- [Data records]:
+===+

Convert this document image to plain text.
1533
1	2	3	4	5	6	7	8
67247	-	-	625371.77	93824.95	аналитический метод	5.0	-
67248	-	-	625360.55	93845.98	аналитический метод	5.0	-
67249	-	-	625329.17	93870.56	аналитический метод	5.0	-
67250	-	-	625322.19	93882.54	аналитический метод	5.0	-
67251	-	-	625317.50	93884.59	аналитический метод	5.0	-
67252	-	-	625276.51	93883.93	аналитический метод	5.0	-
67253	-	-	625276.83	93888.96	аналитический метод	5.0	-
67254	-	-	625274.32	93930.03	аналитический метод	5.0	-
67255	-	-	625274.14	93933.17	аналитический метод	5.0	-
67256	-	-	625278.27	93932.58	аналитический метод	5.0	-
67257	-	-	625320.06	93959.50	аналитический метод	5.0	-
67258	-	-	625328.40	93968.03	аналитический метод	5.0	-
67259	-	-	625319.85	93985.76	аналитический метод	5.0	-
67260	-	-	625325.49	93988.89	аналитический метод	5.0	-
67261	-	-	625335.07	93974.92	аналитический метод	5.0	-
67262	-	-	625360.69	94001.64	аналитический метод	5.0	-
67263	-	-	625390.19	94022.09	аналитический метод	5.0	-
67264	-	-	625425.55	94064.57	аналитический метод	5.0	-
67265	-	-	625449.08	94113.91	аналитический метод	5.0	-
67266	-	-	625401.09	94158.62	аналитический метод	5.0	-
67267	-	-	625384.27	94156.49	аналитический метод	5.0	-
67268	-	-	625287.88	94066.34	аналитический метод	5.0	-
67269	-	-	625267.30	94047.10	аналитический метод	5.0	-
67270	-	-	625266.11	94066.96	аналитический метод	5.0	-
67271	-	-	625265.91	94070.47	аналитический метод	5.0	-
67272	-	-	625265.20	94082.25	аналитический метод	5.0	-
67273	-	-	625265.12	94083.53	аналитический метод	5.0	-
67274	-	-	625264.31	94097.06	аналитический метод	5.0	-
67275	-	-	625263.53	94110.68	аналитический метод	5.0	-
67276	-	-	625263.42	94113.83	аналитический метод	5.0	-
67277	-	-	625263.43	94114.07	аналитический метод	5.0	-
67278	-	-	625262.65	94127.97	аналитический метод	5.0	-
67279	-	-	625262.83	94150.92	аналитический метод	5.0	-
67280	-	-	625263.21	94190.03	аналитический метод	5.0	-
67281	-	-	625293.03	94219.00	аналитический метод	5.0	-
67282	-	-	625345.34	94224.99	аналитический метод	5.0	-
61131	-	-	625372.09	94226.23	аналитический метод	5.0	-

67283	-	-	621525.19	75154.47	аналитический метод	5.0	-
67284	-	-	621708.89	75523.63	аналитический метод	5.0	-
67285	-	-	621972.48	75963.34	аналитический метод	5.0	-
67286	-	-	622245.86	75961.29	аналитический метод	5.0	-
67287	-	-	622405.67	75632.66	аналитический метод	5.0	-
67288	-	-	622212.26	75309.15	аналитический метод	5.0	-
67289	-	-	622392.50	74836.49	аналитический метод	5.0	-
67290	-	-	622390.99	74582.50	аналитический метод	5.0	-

+===+

- [Stated goal]: Print the listing above in its entirety, with every line exact.

- [Written reply]:
Convert this document image to plain text.
1533
1	2	3	4	5	6	7	8
67247	-	-	625371.77	93824.95	аналитический метод	5.0	-
67248	-	-	625360.55	93845.98	аналитический метод	5.0	-
67249	-	-	625329.17	93870.56	аналитический метод	5.0	-
67250	-	-	625322.19	93882.54	аналитический метод	5.0	-
67251	-	-	625317.50	93884.59	аналитический метод	5.0	-
67252	-	-	625276.51	93883.93	аналитический метод	5.0	-
67253	-	-	625276.83	93888.96	аналитический метод	5.0	-
67254	-	-	625274.32	93930.03	аналитический метод	5.0	-
67255	-	-	625274.14	93933.17	аналитический метод	5.0	-
67256	-	-	625278.27	93932.58	аналитический метод	5.0	-
67257	-	-	625320.06	93959.50	аналитический метод	5.0	-
67258	-	-	625328.40	93968.03	аналитический метод	5.0	-
67259	-	-	625319.85	93985.76	аналитический метод	5.0	-
67260	-	-	625325.49	93988.89	аналитический метод	5.0	-
67261	-	-	625335.07	93974.92	аналитический метод	5.0	-
67262	-	-	625360.69	94001.64	аналитический метод	5.0	-
67263	-	-	625390.19	94022.09	аналитический метод	5.0	-
67264	-	-	625425.55	94064.57	аналитический метод	5.0	-
67265	-	-	625449.08	94113.91	аналитический метод	5.0	-
67266	-	-	625401.09	94158.62	аналитический метод	5.0	-
67267	-	-	625384.27	94156.49	аналитический метод	5.0	-
67268	-	-	625287.88	94066.34	аналитический метод	5.0	-
67269	-	-	625267.30	94047.10	аналитический метод	5.0	-
67270	-	-	625266.11	94066.96	аналитический метод	5.0	-
67271	-	-	625265.91	94070.47	аналитический метод	5.0	-
67272	-	-	625265.20	94082.25	аналитический метод	5.0	-
67273	-	-	625265.12	94083.53	аналитический метод	5.0	-
67274	-	-	625264.31	94097.06	аналитический метод	5.0	-
67275	-	-	625263.53	94110.68	аналитический метод	5.0	-
67276	-	-	625263.42	94113.83	аналитический метод	5.0	-
67277	-	-	625263.43	94114.07	аналитический метод	5.0	-
67278	-	-	625262.65	94127.97	аналитический метод	5.0	-
67279	-	-	625262.83	94150.92	аналитический метод	5.0	-
67280	-	-	625263.21	94190.03	аналитический метод	5.0	-
67281	-	-	625293.03	94219.00	аналитический метод	5.0	-
67282	-	-	625345.34	94224.99	аналитический метод	5.0	-
61131	-	-	625372.09	94226.23	аналитический метод	5.0	-

67283	-	-	621525.19	75154.47	аналитический метод	5.0	-
67284	-	-	621708.89	75523.63	аналитический метод	5.0	-
67285	-	-	621972.48	75963.34	аналитический метод	5.0	-
67286	-	-	622245.86	75961.29	аналитический метод	5.0	-
67287	-	-	622405.67	75632.66	аналитический метод	5.0	-
67288	-	-	622212.26	75309.15	аналитический метод	5.0	-
67289	-	-	622392.50	74836.49	аналитический метод	5.0	-
67290	-	-	622390.99	74582.50	аналитический метод	5.0	-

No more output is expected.